## Start
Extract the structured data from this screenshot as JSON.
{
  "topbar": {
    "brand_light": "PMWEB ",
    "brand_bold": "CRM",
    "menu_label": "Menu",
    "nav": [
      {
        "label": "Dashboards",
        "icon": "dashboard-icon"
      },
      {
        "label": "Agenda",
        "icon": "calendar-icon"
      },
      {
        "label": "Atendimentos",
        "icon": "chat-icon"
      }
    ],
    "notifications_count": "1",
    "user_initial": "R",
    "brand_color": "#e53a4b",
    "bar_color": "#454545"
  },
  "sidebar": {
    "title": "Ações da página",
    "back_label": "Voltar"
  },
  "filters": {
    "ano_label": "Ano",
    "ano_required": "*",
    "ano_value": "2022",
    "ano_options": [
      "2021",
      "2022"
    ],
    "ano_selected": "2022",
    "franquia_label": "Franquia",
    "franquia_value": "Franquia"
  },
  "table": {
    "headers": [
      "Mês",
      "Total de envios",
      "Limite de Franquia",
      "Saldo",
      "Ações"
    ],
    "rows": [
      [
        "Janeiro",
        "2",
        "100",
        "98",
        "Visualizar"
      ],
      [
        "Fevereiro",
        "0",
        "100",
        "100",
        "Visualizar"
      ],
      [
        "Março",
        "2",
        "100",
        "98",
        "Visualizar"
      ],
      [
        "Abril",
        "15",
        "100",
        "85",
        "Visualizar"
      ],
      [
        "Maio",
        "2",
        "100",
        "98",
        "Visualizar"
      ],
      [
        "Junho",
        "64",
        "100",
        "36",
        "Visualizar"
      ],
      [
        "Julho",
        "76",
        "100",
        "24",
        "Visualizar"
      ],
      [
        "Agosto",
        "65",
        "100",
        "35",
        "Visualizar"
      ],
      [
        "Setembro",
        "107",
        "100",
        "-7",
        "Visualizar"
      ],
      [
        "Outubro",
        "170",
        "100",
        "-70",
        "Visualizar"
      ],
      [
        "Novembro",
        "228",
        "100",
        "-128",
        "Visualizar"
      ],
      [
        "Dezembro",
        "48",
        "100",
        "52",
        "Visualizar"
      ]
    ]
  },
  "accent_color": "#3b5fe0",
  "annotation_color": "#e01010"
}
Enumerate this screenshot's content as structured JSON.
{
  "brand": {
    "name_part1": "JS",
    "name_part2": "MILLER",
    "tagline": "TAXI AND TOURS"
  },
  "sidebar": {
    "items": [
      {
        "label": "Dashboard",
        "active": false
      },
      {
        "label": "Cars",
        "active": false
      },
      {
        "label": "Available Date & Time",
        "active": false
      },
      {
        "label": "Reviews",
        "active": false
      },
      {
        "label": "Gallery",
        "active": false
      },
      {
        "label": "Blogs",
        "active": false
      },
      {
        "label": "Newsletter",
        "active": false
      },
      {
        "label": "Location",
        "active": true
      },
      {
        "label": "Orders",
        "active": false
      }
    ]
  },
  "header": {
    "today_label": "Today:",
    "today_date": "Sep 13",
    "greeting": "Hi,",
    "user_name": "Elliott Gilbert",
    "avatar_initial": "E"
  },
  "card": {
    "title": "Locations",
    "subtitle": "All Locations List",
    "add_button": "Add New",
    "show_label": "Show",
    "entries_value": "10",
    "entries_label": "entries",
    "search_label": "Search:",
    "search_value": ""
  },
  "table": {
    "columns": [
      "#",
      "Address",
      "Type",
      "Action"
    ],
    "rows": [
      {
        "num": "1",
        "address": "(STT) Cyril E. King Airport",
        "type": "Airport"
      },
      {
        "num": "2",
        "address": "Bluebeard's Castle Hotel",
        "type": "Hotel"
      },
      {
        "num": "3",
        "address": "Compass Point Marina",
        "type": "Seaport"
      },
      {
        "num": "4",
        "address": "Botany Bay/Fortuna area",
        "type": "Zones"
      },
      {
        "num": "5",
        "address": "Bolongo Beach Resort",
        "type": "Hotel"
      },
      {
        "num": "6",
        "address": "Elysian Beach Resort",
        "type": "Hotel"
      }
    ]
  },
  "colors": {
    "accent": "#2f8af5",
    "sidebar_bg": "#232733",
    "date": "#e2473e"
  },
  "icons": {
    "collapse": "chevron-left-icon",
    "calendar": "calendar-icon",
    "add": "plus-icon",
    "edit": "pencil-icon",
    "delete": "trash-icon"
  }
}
## End
● Description of the task:
Copy the material above back out, exactly as written.

● Solution for this exercise:
Extract the structured data from this screenshot as JSON.
{
  "topbar": {
    "brand_light": "PMWEB ",
    "brand_bold": "CRM",
    "menu_label": "Menu",
    "nav": [
      {
        "label": "Dashboards",
        "icon": "dashboard-icon"
      },
      {
        "label": "Agenda",
        "icon": "calendar-icon"
      },
      {
        "label": "Atendimentos",
        "icon": "chat-icon"
      }
    ],
    "notifications_count": "1",
    "user_initial": "R",
    "brand_color": "#e53a4b",
    "bar_color": "#454545"
  },
  "sidebar": {
    "title": "Ações da página",
    "back_label": "Voltar"
  },
  "filters": {
    "ano_label": "Ano",
    "ano_required": "*",
    "ano_value": "2022",
    "ano_options": [
      "2021",
      "2022"
    ],
    "ano_selected": "2022",
    "franquia_label": "Franquia",
    "franquia_value": "Franquia"
  },
  "table": {
    "headers": [
      "Mês",
      "Total de envios",
      "Limite de Franquia",
      "Saldo",
      "Ações"
    ],
    "rows": [
      [
        "Janeiro",
        "2",
        "100",
        "98",
        "Visualizar"
      ],
      [
        "Fevereiro",
        "0",
        "100",
        "100",
        "Visualizar"
      ],
      [
        "Março",
        "2",
        "100",
        "98",
        "Visualizar"
      ],
      [
        "Abril",
        "15",
        "100",
        "85",
        "Visualizar"
      ],
      [
        "Maio",
        "2",
        "100",
        "98",
        "Visualizar"
      ],
      [
        "Junho",
        "64",
        "100",
        "36",
        "Visualizar"
      ],
      [
        "Julho",
        "76",
        "100",
        "24",
        "Visualizar"
      ],
      [
        "Agosto",
        "65",
        "100",
        "35",
        "Visualizar"
      ],
      [
        "Setembro",
        "107",
        "100",
        "-7",
        "Visualizar"
      ],
      [
        "Outubro",
        "170",
        "100",
        "-70",
        "Visualizar"
      ],
      [
        "Novembro",
        "228",
        "100",
        "-128",
        "Visualizar"
      ],
      [
        "Dezembro",
        "48",
        "100",
        "52",
        "Visualizar"
      ]
    ]
  },
  "accent_color": "#3b5fe0",
  "annotation_color": "#e01010"
}
Enumerate this screenshot's content as structured JSON.
{
  "brand": {
    "name_part1": "JS",
    "name_part2": "MILLER",
    "tagline": "TAXI AND TOURS"
  },
  "sidebar": {
    "items": [
      {
        "label": "Dashboard",
        "active": false
      },
      {
        "label": "Cars",
        "active": false
      },
      {
        "label": "Available Date & Time",
        "active": false
      },
      {
        "label": "Reviews",
        "active": false
      },
      {
        "label": "Gallery",
        "active": false
      },
      {
        "label": "Blogs",
        "active": false
      },
      {
        "label": "Newsletter",
        "active": false
      },
      {
        "label": "Location",
        "active": true
      },
      {
        "label": "Orders",
        "active": false
      }
    ]
  },
  "header": {
    "today_label": "Today:",
    "today_date": "Sep 13",
    "greeting": "Hi,",
    "user_name": "Elliott Gilbert",
    "avatar_initial": "E"
  },
  "card": {
    "title": "Locations",
    "subtitle": "All Locations List",
    "add_button": "Add New",
    "show_label": "Show",
    "entries_value": "10",
    "entries_label": "entries",
    "search_label": "Search:",
    "search_value": ""
  },
  "table": {
    "columns": [
      "#",
      "Address",
      "Type",
      "Action"
    ],
    "rows": [
      {
        "num": "1",
        "address": "(STT) Cyril E. King Airport",
        "type": "Airport"
      },
      {
        "num": "2",
        "address": "Bluebeard's Castle Hotel",
        "type": "Hotel"
      },
      {
        "num": "3",
        "address": "Compass Point Marina",
        "type": "Seaport"
      },
      {
        "num": "4",
        "address": "Botany Bay/Fortuna area",
        "type": "Zones"
      },
      {
        "num": "5",
        "address": "Bolongo Beach Resort",
        "type": "Hotel"
      },
      {
        "num": "6",
        "address": "Elysian Beach Resort",
        "type": "Hotel"
      }
    ]
  },
  "colors": {
    "accent": "#2f8af5",
    "sidebar_bg": "#232733",
    "date": "#e2473e"
  },
  "icons": {
    "collapse": "chevron-left-icon",
    "calendar": "calendar-icon",
    "add": "plus-icon",
    "edit": "pencil-icon",
    "delete": "trash-icon"
  }
}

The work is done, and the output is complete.